**** EXTRACTED ENTRIES ****
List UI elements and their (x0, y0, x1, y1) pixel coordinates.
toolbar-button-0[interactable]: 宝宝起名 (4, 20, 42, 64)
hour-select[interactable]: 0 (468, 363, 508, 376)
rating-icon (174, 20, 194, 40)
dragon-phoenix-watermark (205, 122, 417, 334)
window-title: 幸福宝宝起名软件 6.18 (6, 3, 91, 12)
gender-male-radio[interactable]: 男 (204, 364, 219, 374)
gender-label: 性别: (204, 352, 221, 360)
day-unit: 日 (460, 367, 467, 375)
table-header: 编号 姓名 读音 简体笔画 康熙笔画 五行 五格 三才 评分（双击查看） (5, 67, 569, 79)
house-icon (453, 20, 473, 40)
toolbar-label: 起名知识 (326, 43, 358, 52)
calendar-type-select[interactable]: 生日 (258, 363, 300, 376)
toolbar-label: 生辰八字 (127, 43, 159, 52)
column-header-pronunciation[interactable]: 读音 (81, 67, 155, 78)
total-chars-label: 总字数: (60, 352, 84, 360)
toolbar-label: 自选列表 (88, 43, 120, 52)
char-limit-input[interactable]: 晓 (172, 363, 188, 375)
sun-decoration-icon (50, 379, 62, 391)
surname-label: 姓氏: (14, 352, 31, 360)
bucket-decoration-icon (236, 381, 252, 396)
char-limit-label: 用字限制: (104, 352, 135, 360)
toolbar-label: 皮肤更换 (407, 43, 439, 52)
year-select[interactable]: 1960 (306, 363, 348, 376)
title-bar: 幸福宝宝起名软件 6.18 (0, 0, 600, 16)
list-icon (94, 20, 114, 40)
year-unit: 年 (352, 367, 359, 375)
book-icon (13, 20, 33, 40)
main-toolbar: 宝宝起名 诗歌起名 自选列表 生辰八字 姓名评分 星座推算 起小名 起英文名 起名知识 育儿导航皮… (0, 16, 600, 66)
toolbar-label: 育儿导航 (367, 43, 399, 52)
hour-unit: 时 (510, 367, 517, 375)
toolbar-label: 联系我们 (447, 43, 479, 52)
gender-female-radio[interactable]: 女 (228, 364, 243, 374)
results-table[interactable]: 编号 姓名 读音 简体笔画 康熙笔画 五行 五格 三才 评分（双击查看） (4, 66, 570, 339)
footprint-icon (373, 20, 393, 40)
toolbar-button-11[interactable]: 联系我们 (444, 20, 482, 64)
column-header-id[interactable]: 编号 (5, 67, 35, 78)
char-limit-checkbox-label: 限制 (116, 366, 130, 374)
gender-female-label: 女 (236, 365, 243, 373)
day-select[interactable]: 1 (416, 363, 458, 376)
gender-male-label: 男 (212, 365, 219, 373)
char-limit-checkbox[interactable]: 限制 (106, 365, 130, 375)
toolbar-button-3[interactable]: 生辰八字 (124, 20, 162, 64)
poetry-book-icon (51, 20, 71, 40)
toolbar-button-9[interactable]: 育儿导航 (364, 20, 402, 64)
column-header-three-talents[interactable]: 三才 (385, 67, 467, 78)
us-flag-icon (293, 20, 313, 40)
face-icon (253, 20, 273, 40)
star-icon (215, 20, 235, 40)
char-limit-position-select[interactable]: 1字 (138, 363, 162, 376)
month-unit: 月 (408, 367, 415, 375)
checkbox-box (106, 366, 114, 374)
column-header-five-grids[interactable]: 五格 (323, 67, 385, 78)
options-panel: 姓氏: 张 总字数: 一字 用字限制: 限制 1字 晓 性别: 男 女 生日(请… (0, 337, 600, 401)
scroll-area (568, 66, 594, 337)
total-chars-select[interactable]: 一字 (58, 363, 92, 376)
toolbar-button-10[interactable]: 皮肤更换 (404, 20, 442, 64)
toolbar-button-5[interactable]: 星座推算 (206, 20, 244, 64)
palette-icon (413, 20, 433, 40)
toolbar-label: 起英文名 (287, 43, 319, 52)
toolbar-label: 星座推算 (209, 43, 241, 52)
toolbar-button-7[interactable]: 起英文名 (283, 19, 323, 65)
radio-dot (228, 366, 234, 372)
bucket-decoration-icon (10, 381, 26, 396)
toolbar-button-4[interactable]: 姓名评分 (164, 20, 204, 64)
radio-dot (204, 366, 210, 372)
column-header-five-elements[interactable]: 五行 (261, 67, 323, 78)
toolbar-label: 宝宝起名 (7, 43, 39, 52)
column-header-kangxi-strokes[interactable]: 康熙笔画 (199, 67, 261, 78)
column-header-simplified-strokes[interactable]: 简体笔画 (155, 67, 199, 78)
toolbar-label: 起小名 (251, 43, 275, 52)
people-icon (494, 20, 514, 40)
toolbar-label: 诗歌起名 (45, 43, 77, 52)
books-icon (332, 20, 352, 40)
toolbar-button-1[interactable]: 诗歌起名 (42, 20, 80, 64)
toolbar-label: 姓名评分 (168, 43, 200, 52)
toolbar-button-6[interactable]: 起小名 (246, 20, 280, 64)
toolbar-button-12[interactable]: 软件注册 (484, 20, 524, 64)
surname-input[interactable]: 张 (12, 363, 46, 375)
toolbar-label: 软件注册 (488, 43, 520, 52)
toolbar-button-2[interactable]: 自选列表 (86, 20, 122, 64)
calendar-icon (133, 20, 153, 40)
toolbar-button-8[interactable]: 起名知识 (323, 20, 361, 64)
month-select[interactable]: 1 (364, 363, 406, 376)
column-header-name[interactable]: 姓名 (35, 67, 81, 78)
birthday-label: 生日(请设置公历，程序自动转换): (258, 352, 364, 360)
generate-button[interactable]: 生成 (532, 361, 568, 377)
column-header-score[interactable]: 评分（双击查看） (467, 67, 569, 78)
****
● WHAT TO DO
Transcribe the rows from their first line through the line containing "toolbar-button-9[interactable]: 育儿导航 (364, 20, 402, 64)", reproducing every character unchanged.

● RESULT BELOW
List UI elements and their (x0, y0, x1, y1) pixel coordinates.
toolbar-button-0[interactable]: 宝宝起名 (4, 20, 42, 64)
hour-select[interactable]: 0 (468, 363, 508, 376)
rating-icon (174, 20, 194, 40)
dragon-phoenix-watermark (205, 122, 417, 334)
window-title: 幸福宝宝起名软件 6.18 (6, 3, 91, 12)
gender-male-radio[interactable]: 男 (204, 364, 219, 374)
gender-label: 性别: (204, 352, 221, 360)
day-unit: 日 (460, 367, 467, 375)
table-header: 编号 姓名 读音 简体笔画 康熙笔画 五行 五格 三才 评分（双击查看） (5, 67, 569, 79)
house-icon (453, 20, 473, 40)
toolbar-label: 起名知识 (326, 43, 358, 52)
calendar-type-select[interactable]: 生日 (258, 363, 300, 376)
toolbar-label: 生辰八字 (127, 43, 159, 52)
column-header-pronunciation[interactable]: 读音 (81, 67, 155, 78)
total-chars-label: 总字数: (60, 352, 84, 360)
toolbar-label: 自选列表 (88, 43, 120, 52)
char-limit-input[interactable]: 晓 (172, 363, 188, 375)
sun-decoration-icon (50, 379, 62, 391)
surname-label: 姓氏: (14, 352, 31, 360)
bucket-decoration-icon (236, 381, 252, 396)
char-limit-label: 用字限制: (104, 352, 135, 360)
toolbar-label: 皮肤更换 (407, 43, 439, 52)
year-select[interactable]: 1960 (306, 363, 348, 376)
title-bar: 幸福宝宝起名软件 6.18 (0, 0, 600, 16)
list-icon (94, 20, 114, 40)
year-unit: 年 (352, 367, 359, 375)
book-icon (13, 20, 33, 40)
main-toolbar: 宝宝起名 诗歌起名 自选列表 生辰八字 姓名评分 星座推算 起小名 起英文名 起名知识 育儿导航皮… (0, 16, 600, 66)
toolbar-label: 育儿导航 (367, 43, 399, 52)
hour-unit: 时 (510, 367, 517, 375)
toolbar-label: 联系我们 (447, 43, 479, 52)
gender-female-radio[interactable]: 女 (228, 364, 243, 374)
results-table[interactable]: 编号 姓名 读音 简体笔画 康熙笔画 五行 五格 三才 评分（双击查看） (4, 66, 570, 339)
footprint-icon (373, 20, 393, 40)
toolbar-button-11[interactable]: 联系我们 (444, 20, 482, 64)
column-header-id[interactable]: 编号 (5, 67, 35, 78)
char-limit-checkbox-label: 限制 (116, 366, 130, 374)
gender-female-label: 女 (236, 365, 243, 373)
day-select[interactable]: 1 (416, 363, 458, 376)
gender-male-label: 男 (212, 365, 219, 373)
char-limit-checkbox[interactable]: 限制 (106, 365, 130, 375)
toolbar-button-3[interactable]: 生辰八字 (124, 20, 162, 64)
poetry-book-icon (51, 20, 71, 40)
toolbar-button-9[interactable]: 育儿导航 (364, 20, 402, 64)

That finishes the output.